[Document extract]
Circumstance and Kismet: Big Jack Reynolds in the Toledo Blues Scene

 

Writer Roger LaPointe speaks with Glenn Burris, the director of That’s A Good Way To Heaven: The Music & Life Of Big Jack Reynolds.

 

After a big premiere night in Big Jack Reynolds’s old stomping ground of Toledo, complete with live performances by many a fan and protege, That’s a Good Way to get to Heaven, the documentary revealing a great but little-known blues master to the world is making the festival rounds. And Jack’s music is moving up the blues charts, thanks to the new CD compilation of the same title.

 

The Big Jack story has all the elements that blues archeologists search for. Burris talked about Jack’s “absolutely atomic blues” and the wild circumstances that made Big Jack Reynolds and kept the mysterious bluesman’s legend alive.

 

There’s the classic origin in the deep south, with the unexpected signature influence of “that ‘lypso beat,” a three decades old link of lost film footage found, and the love of the many musicians he influenced. There are even strange spiritual circumstances with Big Jacks passing.

 

The line that connects all those dots in the film is the love generated by Jack’s personality and dedication to blues done well. His crusty personality somehow kept a local scene together, and the stories of those he inspired carried on his legacy across stages and blues joints through the region.

 

“I mean every card seemed to be kind of against him. His career was marginalized, and he never broke out to become a star, like we all think he had the talent to be. On the other hand, he didn’t just wind up in the gutter someplace either. He stayed on his feet somehow,” Burris said.

 

“It’s one thing to say, ‘this guy was in the right spot, that he had the right look’,” Burris said. “But…He was good. He was really, really good.”

 

How has reception for the film and CD gone?

 

It's gone better than expected. The movie debuted in May, at a premiere in Maumee, which adjoins Toledo, and the attendance was very good. It made a great component of an evening because the idea was that you would hear live music performed before and after the screening and that music would be, to a certain degree anyway, Jack's music performed by people who are left to carry that torch, so to speak. And, that went over very well. People who knew Jack were very pleased with what they saw. I think the litmus test for me was people who I had never met before, and knew Jack, came to me after the picture and said how much they liked it.

 

The next big hurdle for something like this is whether or not someone who didn't know Jack at all would be able to see it and appreciate it. Well, in the couple of months since the screening, promo copies have gone to a lot of blues writers, magazines, bloggers all across the country, all across the world really, and we've gotten a number of good responses back from people who loved the music and found the documentary to be the kind of thing that made them appreciate the music that they heard on the album a lot more, which is a really great goal for the movie to have. Here's this 20-track compilation of a lost blues man, and with this 80-minute story you should find yourself digging that music a lot more.

 

We have, now, new opportunities to screen it in other markets. The first of those was an acceptance by The Jukebox International Film Festival, in Nevada.

 

How is the record charting?

[Requests]
1. Answer these questions using the Big Jack Reynolds interview:
(a) In which town did the documentary premiere?
(b) How many tracks are on the CD compilation?
(c) Which festival was the first to accept the film for screening in another market?
2. Reproduce the passage of the Big Jack Reynolds interview starting at "The next big" and ending at "Festival, in Nevada.", changing "blues writers" to "music critics".
3. Translate this sentence from the Big Jack Reynolds interview into Spanish: "The first of those was an acceptance by The Jukebox International Film Festival, in Nevada."

[Recorded data]

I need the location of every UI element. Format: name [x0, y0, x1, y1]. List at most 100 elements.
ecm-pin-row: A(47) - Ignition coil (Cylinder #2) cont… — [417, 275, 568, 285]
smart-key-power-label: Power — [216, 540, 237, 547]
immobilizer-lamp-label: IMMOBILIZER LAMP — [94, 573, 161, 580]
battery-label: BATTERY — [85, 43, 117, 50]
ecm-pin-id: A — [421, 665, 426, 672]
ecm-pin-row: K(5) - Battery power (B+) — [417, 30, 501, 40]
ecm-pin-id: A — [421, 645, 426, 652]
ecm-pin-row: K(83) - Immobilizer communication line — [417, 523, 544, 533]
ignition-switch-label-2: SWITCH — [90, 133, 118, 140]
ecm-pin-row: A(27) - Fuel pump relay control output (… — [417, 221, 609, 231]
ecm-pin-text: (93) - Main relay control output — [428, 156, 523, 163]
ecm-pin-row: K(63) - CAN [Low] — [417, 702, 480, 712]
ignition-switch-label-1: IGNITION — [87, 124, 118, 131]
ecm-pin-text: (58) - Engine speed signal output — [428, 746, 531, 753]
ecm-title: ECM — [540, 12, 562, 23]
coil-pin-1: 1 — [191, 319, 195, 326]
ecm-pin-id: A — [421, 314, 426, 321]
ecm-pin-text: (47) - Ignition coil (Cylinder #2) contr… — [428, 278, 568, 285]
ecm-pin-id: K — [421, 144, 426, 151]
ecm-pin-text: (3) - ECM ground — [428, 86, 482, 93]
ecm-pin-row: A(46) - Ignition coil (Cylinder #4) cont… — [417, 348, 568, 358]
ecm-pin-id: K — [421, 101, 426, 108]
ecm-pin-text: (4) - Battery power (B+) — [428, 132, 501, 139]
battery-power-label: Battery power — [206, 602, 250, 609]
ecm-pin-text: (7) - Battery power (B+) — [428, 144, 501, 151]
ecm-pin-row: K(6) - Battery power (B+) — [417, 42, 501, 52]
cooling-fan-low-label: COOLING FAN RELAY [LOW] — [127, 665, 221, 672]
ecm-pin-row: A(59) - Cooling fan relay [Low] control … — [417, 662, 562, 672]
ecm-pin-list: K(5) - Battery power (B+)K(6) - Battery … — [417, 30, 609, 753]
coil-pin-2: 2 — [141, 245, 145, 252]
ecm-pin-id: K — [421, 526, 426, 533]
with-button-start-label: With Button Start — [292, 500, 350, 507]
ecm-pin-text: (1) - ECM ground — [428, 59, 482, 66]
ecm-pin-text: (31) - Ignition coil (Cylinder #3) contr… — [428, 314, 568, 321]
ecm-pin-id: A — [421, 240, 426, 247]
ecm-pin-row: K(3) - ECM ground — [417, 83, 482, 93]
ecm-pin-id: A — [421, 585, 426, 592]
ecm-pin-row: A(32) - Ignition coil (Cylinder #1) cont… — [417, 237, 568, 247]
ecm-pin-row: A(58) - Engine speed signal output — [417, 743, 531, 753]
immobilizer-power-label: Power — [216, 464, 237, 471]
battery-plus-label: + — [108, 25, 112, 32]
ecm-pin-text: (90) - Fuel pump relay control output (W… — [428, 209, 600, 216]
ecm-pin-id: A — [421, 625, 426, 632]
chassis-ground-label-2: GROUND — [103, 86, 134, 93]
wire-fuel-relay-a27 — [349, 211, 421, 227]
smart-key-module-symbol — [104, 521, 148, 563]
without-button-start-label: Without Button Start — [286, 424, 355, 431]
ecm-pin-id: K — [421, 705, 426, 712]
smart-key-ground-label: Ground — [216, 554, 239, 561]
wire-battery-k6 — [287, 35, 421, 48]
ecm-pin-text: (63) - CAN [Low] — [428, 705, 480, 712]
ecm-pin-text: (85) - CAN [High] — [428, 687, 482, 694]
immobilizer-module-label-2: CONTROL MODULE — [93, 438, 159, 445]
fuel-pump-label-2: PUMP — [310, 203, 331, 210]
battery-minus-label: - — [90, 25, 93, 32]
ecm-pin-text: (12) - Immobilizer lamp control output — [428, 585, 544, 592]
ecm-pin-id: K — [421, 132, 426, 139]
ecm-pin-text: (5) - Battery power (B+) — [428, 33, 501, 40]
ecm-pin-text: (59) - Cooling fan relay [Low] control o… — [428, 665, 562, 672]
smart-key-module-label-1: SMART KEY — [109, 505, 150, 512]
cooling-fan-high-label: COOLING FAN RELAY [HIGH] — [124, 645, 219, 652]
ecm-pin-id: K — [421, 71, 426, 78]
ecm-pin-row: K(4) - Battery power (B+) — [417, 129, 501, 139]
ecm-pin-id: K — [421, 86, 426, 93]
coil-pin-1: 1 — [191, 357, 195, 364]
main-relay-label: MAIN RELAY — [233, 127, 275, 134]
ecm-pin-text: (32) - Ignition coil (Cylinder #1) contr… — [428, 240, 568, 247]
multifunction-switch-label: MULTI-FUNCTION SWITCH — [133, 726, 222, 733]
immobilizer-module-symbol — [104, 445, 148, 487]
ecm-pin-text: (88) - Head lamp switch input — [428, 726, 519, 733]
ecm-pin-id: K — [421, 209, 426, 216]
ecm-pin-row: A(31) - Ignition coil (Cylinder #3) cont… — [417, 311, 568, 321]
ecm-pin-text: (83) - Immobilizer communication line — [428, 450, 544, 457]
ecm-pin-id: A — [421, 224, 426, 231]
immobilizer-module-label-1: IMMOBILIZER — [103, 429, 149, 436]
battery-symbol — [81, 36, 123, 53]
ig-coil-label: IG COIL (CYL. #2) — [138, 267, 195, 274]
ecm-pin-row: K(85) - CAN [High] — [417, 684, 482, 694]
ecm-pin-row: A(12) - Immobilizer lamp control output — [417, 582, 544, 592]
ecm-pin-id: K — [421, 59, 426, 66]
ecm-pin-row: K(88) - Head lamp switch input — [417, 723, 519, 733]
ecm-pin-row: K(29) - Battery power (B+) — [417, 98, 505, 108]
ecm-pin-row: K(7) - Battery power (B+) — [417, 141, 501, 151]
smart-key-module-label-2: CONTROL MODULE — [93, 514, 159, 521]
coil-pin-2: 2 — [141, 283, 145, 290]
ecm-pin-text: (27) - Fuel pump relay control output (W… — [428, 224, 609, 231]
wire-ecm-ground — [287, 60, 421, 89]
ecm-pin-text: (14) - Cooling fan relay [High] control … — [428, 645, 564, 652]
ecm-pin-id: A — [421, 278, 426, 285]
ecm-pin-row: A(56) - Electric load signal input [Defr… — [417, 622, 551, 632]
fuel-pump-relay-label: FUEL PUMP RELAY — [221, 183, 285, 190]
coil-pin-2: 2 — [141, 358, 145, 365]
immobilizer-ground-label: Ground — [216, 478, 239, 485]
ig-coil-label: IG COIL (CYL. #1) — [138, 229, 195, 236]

[Answers below]
1.
(a) Maumee, which adjoins Toledo.
(b) 20 tracks.
(c) The Jukebox International Film Festival, in Nevada.

2.
The next big hurdle for something like this is whether or not someone who didn't know Jack at all would be able to see it and appreciate it. Well, in the couple of months since the screening, promo copies have gone to a lot of music critics, magazines, bloggers all across the country, all across the world really, and we've gotten a number of good responses back from people who loved the music and found the documentary to be the kind of thing that made them appreciate the music that they heard on the album a lot more, which is a really great goal for the movie to have. Here's this 20-track compilation of a lost blues man, and with this 80-minute story you should find yourself digging that music a lot more.

 

We have, now, new opportunities to screen it in other markets. The first of those was an acceptance by The Jukebox International Film Festival, in Nevada.

3. El primero de ellos fue la aceptación por parte de The Jukebox International Film Festival, en Nevada.